+++ INFORMATION GIVEN +++
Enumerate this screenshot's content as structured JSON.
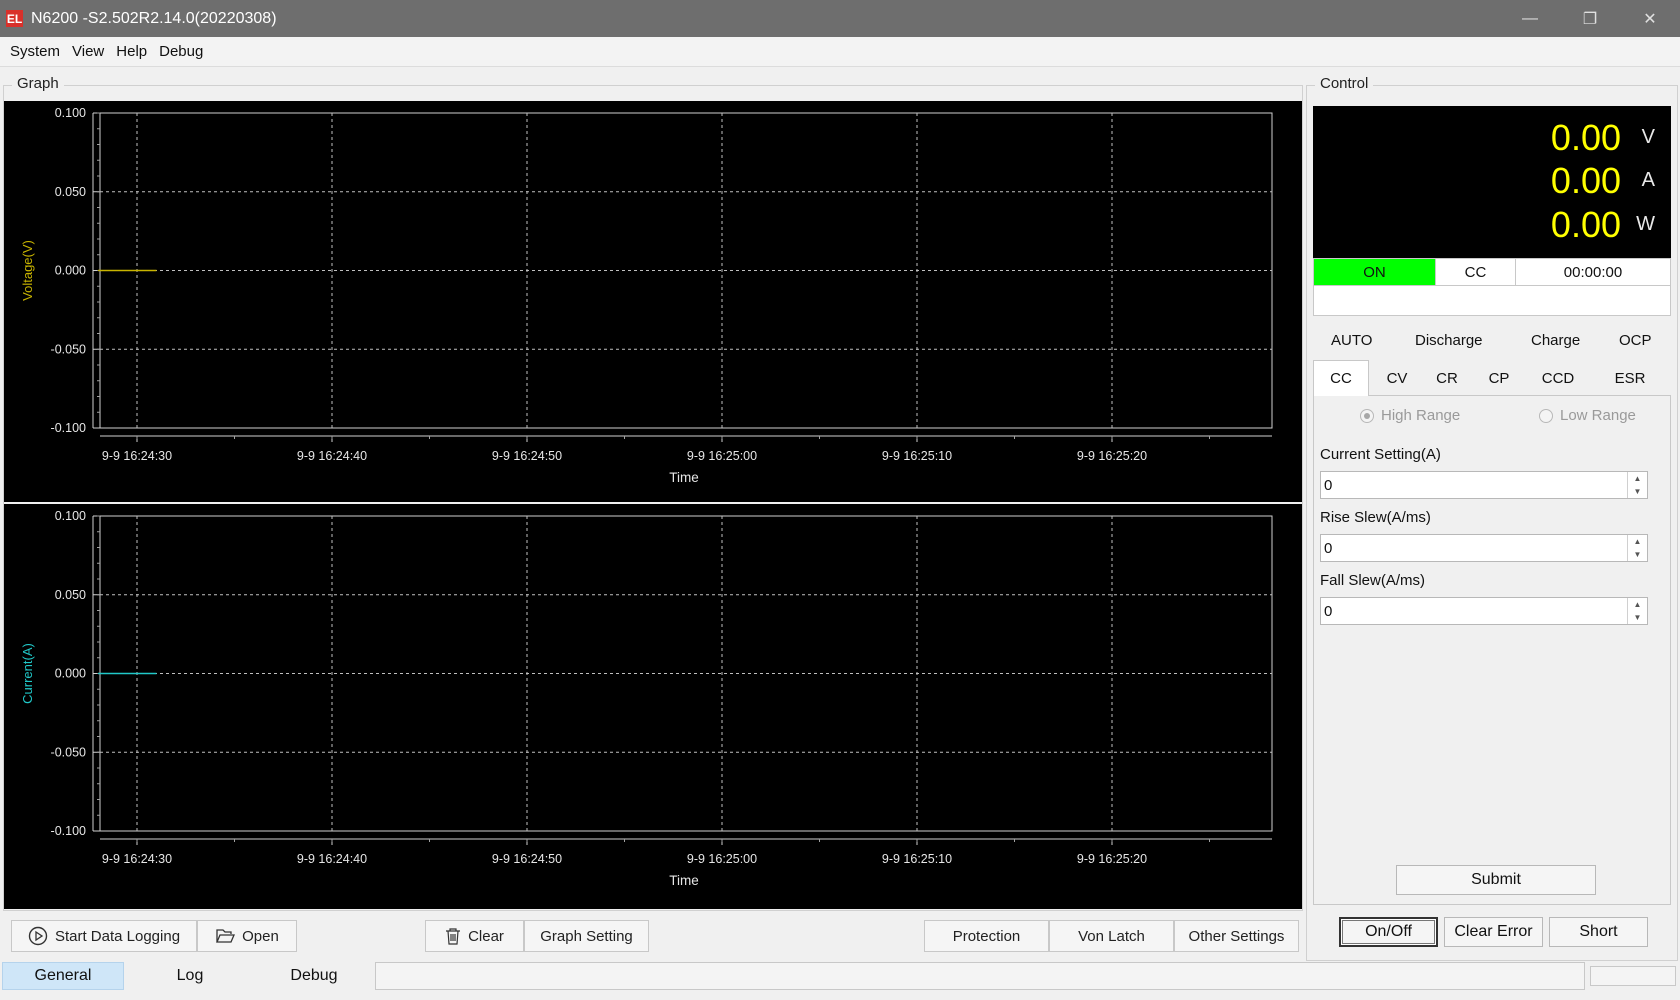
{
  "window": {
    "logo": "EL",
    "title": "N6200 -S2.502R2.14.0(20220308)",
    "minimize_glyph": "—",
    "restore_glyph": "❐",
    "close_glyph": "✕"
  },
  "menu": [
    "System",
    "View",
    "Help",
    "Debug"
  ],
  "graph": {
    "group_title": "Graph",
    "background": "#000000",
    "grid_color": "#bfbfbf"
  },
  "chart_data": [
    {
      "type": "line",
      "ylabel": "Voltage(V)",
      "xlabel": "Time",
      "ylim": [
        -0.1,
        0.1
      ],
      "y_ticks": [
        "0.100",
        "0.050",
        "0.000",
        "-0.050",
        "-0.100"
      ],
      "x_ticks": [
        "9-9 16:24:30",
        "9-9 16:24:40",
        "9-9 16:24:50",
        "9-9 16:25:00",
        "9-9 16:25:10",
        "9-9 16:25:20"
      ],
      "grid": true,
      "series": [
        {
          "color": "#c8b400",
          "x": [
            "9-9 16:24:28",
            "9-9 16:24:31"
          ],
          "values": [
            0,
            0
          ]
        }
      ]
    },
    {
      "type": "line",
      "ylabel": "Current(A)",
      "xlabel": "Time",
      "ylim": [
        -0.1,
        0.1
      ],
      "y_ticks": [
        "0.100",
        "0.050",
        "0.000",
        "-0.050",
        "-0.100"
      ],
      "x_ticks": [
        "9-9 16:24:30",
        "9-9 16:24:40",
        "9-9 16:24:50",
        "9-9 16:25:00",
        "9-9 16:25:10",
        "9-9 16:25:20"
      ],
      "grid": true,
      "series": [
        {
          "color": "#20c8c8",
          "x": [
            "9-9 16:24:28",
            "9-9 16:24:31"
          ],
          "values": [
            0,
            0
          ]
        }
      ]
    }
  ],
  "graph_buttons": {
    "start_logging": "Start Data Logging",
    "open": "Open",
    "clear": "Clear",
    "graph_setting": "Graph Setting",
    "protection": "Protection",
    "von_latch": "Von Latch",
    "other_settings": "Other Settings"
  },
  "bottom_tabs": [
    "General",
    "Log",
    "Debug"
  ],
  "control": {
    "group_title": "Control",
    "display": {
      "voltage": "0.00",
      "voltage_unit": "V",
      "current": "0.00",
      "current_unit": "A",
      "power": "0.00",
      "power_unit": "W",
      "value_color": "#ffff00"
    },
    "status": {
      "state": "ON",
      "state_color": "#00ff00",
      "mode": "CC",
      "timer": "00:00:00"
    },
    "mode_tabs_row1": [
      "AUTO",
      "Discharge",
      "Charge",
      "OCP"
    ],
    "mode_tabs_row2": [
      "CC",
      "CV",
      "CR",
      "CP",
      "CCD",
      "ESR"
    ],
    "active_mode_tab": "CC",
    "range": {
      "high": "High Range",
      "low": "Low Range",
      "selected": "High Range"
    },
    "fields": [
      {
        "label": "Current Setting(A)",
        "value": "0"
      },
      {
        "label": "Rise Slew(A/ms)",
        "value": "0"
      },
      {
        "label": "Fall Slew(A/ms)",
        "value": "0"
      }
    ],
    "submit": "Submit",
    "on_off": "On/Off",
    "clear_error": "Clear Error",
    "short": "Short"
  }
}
+++
SHORT EXERCISE
Where a line in the material contains "Clear", copy that line.

ANSWER FOR THE TASK
    "clear": "Clear",
    "clear_error": "Clear Error",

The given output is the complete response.